Direction:
Go through the material and write it all out exactly, minus the pictures.

Stored records:

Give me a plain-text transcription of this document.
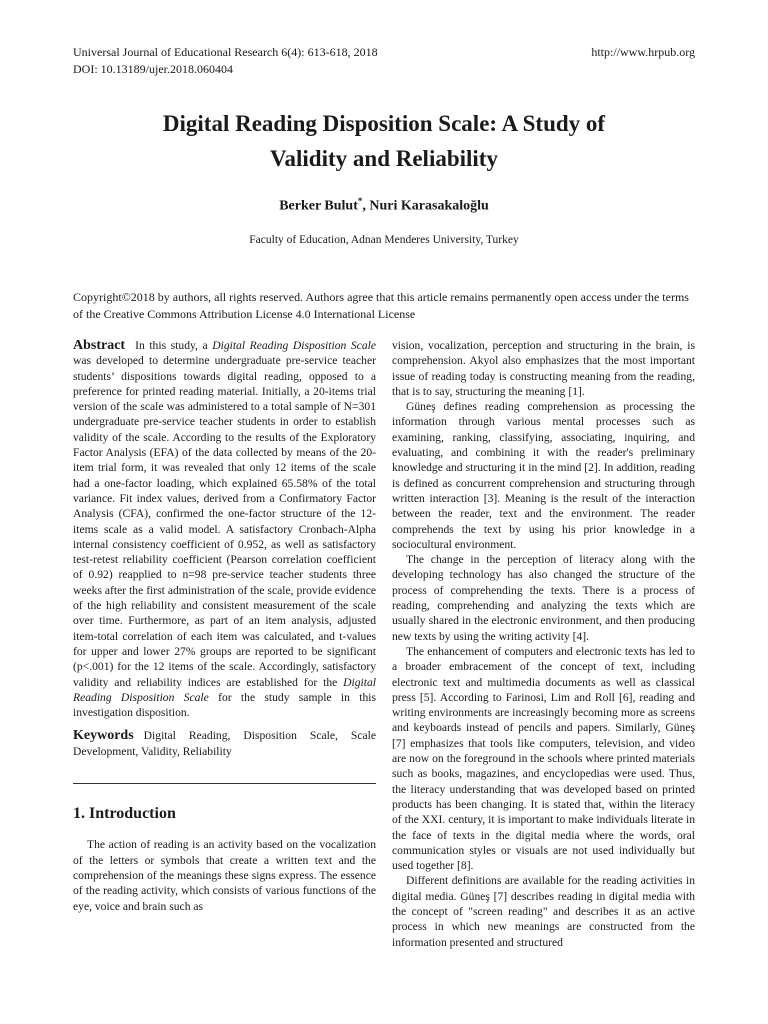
Universal Journal of Educational Research 6(4): 613-618, 2018
DOI: 10.13189/ujer.2018.060404
http://www.hrpub.org
Digital Reading Disposition Scale: A Study of
Validity and Reliability
Berker Bulut*, Nuri Karasakaloğlu
Faculty of Education, Adnan Menderes University, Turkey
Copyright©2018 by authors, all rights reserved. Authors agree that this article remains permanently open access under the terms of the Creative Commons Attribution License 4.0 International License

Abstract In this study, a Digital Reading Disposition Scale was developed to determine undergraduate pre-service teacher students’ dispositions towards digital reading, opposed to a preference for printed reading material. Initially, a 20-items trial version of the scale was administered to a total sample of N=301 undergraduate pre-service teacher students in order to establish validity of the scale. According to the results of the Exploratory Factor Analysis (EFA) of the data collected by means of the 20-item trial form, it was revealed that only 12 items of the scale had a one-factor loading, which explained 65.58% of the total variance. Fit index values, derived from a Confirmatory Factor Analysis (CFA), confirmed the one-factor structure of the 12-items scale as a valid model. A satisfactory Cronbach-Alpha internal consistency coefficient of 0.952, as well as satisfactory test-retest reliability coefficient (Pearson correlation coefficient of 0.92) reapplied to n=98 pre-service teacher students three weeks after the first administration of the scale, provide evidence of the high reliability and consistent measurement of the scale over time. Furthermore, as part of an item analysis, adjusted item-total correlation of each item was calculated, and t-values for upper and lower 27% groups are reported to be significant (p<.001) for the 12 items of the scale. Accordingly, satisfactory validity and reliability indices are established for the Digital Reading Disposition Scale for the study sample in this investigation disposition.

Keywords Digital Reading, Disposition Scale, Scale Development, Validity, Reliability

1. Introduction

The action of reading is an activity based on the vocalization of the letters or symbols that create a written text and the comprehension of the meanings these signs express. The essence of the reading activity, which consists of various functions of the eye, voice and brain such as

vision, vocalization, perception and structuring in the brain, is comprehension. Akyol also emphasizes that the most important issue of reading today is constructing meaning from the reading, that is to say, structuring the meaning [1].

Güneş defines reading comprehension as processing the information through various mental processes such as examining, ranking, classifying, associating, inquiring, and evaluating, and combining it with the reader's preliminary knowledge and structuring it in the mind [2]. In addition, reading is defined as concurrent comprehension and structuring through written interaction [3]. Meaning is the result of the interaction between the reader, text and the environment. The reader comprehends the text by using his prior knowledge in a sociocultural environment.

The change in the perception of literacy along with the developing technology has also changed the structure of the process of comprehending the texts. There is a process of reading, comprehending and analyzing the texts which are usually shared in the electronic environment, and then producing new texts by using the writing activity [4].

The enhancement of computers and electronic texts has led to a broader embracement of the concept of text, including electronic text and multimedia documents as well as classical press [5]. According to Farinosi, Lim and Roll [6], reading and writing environments are increasingly becoming more as screens and keyboards instead of pencils and papers. Similarly, Güneş [7] emphasizes that tools like computers, television, and video are now on the foreground in the schools where printed materials such as books, magazines, and encyclopedias were used. Thus, the literacy understanding that was developed based on printed products has been changing. It is stated that, within the literacy of the XXI. century, it is important to make individuals literate in the face of texts in the digital media where the words, oral communication styles or visuals are not used individually but used together [8].

Different definitions are available for the reading activities in digital media. Güneş [7] describes reading in digital media with the concept of "screen reading" and describes it as an active process in which new meanings are constructed from the information presented and structured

Response:
Give me a plain-text transcription of this document.
Universal Journal of Educational Research 6(4): 613-618, 2018
DOI: 10.13189/ujer.2018.060404
http://www.hrpub.org
Digital Reading Disposition Scale: A Study of
Validity and Reliability
Berker Bulut*, Nuri Karasakaloğlu
Faculty of Education, Adnan Menderes University, Turkey
Copyright©2018 by authors, all rights reserved. Authors agree that this article remains permanently open access under the terms of the Creative Commons Attribution License 4.0 International License

Abstract In this study, a Digital Reading Disposition Scale was developed to determine undergraduate pre-service teacher students’ dispositions towards digital reading, opposed to a preference for printed reading material. Initially, a 20-items trial version of the scale was administered to a total sample of N=301 undergraduate pre-service teacher students in order to establish validity of the scale. According to the results of the Exploratory Factor Analysis (EFA) of the data collected by means of the 20-item trial form, it was revealed that only 12 items of the scale had a one-factor loading, which explained 65.58% of the total variance. Fit index values, derived from a Confirmatory Factor Analysis (CFA), confirmed the one-factor structure of the 12-items scale as a valid model. A satisfactory Cronbach-Alpha internal consistency coefficient of 0.952, as well as satisfactory test-retest reliability coefficient (Pearson correlation coefficient of 0.92) reapplied to n=98 pre-service teacher students three weeks after the first administration of the scale, provide evidence of the high reliability and consistent measurement of the scale over time. Furthermore, as part of an item analysis, adjusted item-total correlation of each item was calculated, and t-values for upper and lower 27% groups are reported to be significant (p<.001) for the 12 items of the scale. Accordingly, satisfactory validity and reliability indices are established for the Digital Reading Disposition Scale for the study sample in this investigation disposition.

Keywords Digital Reading, Disposition Scale, Scale Development, Validity, Reliability

1. Introduction

The action of reading is an activity based on the vocalization of the letters or symbols that create a written text and the comprehension of the meanings these signs express. The essence of the reading activity, which consists of various functions of the eye, voice and brain such as

vision, vocalization, perception and structuring in the brain, is comprehension. Akyol also emphasizes that the most important issue of reading today is constructing meaning from the reading, that is to say, structuring the meaning [1].

Güneş defines reading comprehension as processing the information through various mental processes such as examining, ranking, classifying, associating, inquiring, and evaluating, and combining it with the reader's preliminary knowledge and structuring it in the mind [2]. In addition, reading is defined as concurrent comprehension and structuring through written interaction [3]. Meaning is the result of the interaction between the reader, text and the environment. The reader comprehends the text by using his prior knowledge in a sociocultural environment.

The change in the perception of literacy along with the developing technology has also changed the structure of the process of comprehending the texts. There is a process of reading, comprehending and analyzing the texts which are usually shared in the electronic environment, and then producing new texts by using the writing activity [4].

The enhancement of computers and electronic texts has led to a broader embracement of the concept of text, including electronic text and multimedia documents as well as classical press [5]. According to Farinosi, Lim and Roll [6], reading and writing environments are increasingly becoming more as screens and keyboards instead of pencils and papers. Similarly, Güneş [7] emphasizes that tools like computers, television, and video are now on the foreground in the schools where printed materials such as books, magazines, and encyclopedias were used. Thus, the literacy understanding that was developed based on printed products has been changing. It is stated that, within the literacy of the XXI. century, it is important to make individuals literate in the face of texts in the digital media where the words, oral communication styles or visuals are not used individually but used together [8].

Different definitions are available for the reading activities in digital media. Güneş [7] describes reading in digital media with the concept of "screen reading" and describes it as an active process in which new meanings are constructed from the information presented and structured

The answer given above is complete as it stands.